AVAILABLE DATA:
[start]
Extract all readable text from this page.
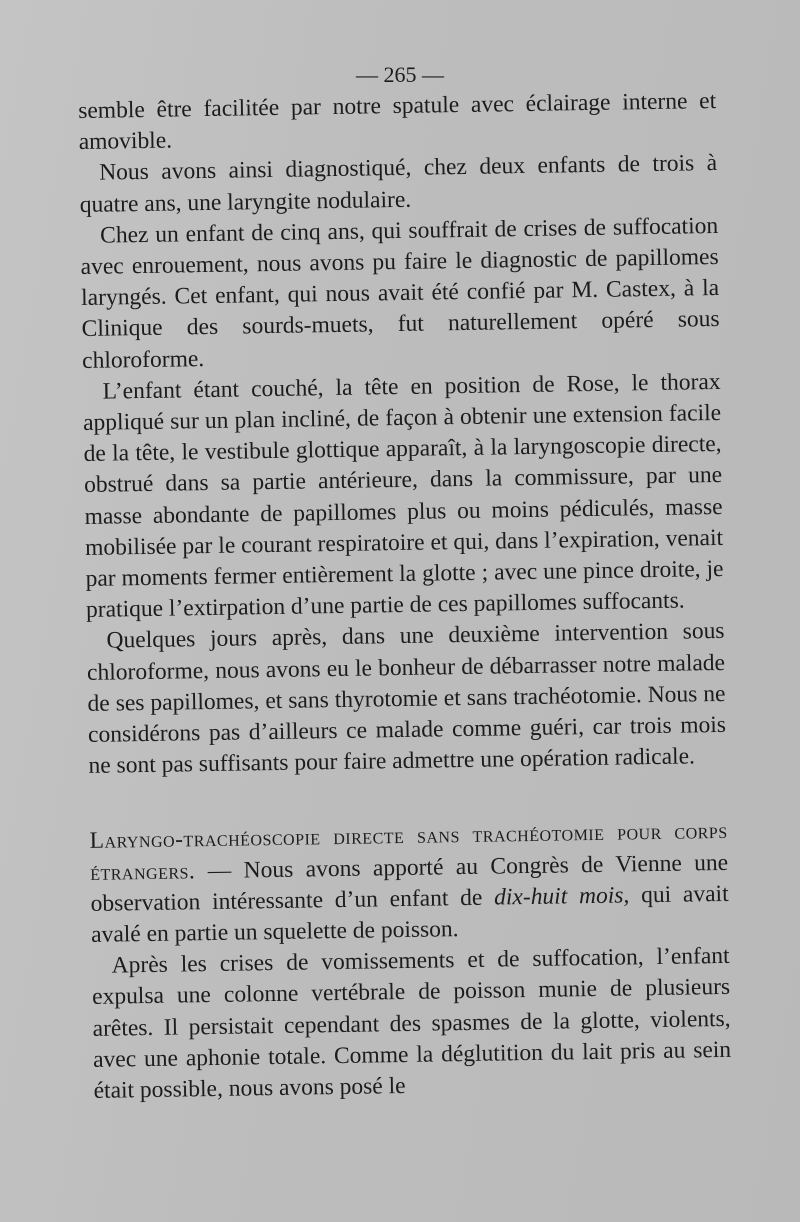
— 265 —

semble être facilitée par notre spatule avec éclairage interne et amovible.

Nous avons ainsi diagnostiqué, chez deux enfants de trois à quatre ans, une laryngite nodulaire.

Chez un enfant de cinq ans, qui souffrait de crises de suffocation avec enrouement, nous avons pu faire le diagnostic de papillomes laryngés. Cet enfant, qui nous avait été confié par M. Castex, à la Clinique des sourds-muets, fut naturellement opéré sous chloroforme.

L’enfant étant couché, la tête en position de Rose, le thorax appliqué sur un plan incliné, de façon à obtenir une extension facile de la tête, le vestibule glottique apparaît, à la laryngoscopie directe, obstrué dans sa partie antérieure, dans la commissure, par une masse abondante de papillomes plus ou moins pédiculés, masse mobilisée par le courant respiratoire et qui, dans l’expiration, venait par moments fermer entièrement la glotte ; avec une pince droite, je pratique l’extirpation d’une partie de ces papillomes suffocants.

Quelques jours après, dans une deuxième intervention sous chloroforme, nous avons eu le bonheur de débarrasser notre malade de ses papillomes, et sans thyrotomie et sans trachéotomie. Nous ne considérons pas d’ailleurs ce malade comme guéri, car trois mois ne sont pas suffisants pour faire admettre une opération radicale.

Laryngo-trachéoscopie directe sans trachéotomie pour corps étrangers. — Nous avons apporté au Congrès de Vienne une observation intéressante d’un enfant de dix-huit mois, qui avait avalé en partie un squelette de poisson.

Après les crises de vomissements et de suffocation, l’enfant expulsa une colonne vertébrale de poisson munie de plusieurs arêtes. Il persistait cependant des spasmes de la glotte, violents, avec une aphonie totale. Comme la déglutition du lait pris au sein était possible, nous avons posé le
[end]
WORK TO BE COMPLETED: Repeat the material above in full and exactly, omitting the pictures.

SOLUTION TO THIS PROBLEM:
Extract all readable text from this page.
— 265 —

semble être facilitée par notre spatule avec éclairage interne et amovible.

Nous avons ainsi diagnostiqué, chez deux enfants de trois à quatre ans, une laryngite nodulaire.

Chez un enfant de cinq ans, qui souffrait de crises de suffocation avec enrouement, nous avons pu faire le diagnostic de papillomes laryngés. Cet enfant, qui nous avait été confié par M. Castex, à la Clinique des sourds-muets, fut naturellement opéré sous chloroforme.

L’enfant étant couché, la tête en position de Rose, le thorax appliqué sur un plan incliné, de façon à obtenir une extension facile de la tête, le vestibule glottique apparaît, à la laryngoscopie directe, obstrué dans sa partie antérieure, dans la commissure, par une masse abondante de papillomes plus ou moins pédiculés, masse mobilisée par le courant respiratoire et qui, dans l’expiration, venait par moments fermer entièrement la glotte ; avec une pince droite, je pratique l’extirpation d’une partie de ces papillomes suffocants.

Quelques jours après, dans une deuxième intervention sous chloroforme, nous avons eu le bonheur de débarrasser notre malade de ses papillomes, et sans thyrotomie et sans trachéotomie. Nous ne considérons pas d’ailleurs ce malade comme guéri, car trois mois ne sont pas suffisants pour faire admettre une opération radicale.

Laryngo-trachéoscopie directe sans trachéotomie pour corps étrangers. — Nous avons apporté au Congrès de Vienne une observation intéressante d’un enfant de dix-huit mois, qui avait avalé en partie un squelette de poisson.

Après les crises de vomissements et de suffocation, l’enfant expulsa une colonne vertébrale de poisson munie de plusieurs arêtes. Il persistait cependant des spasmes de la glotte, violents, avec une aphonie totale. Comme la déglutition du lait pris au sein était possible, nous avons posé le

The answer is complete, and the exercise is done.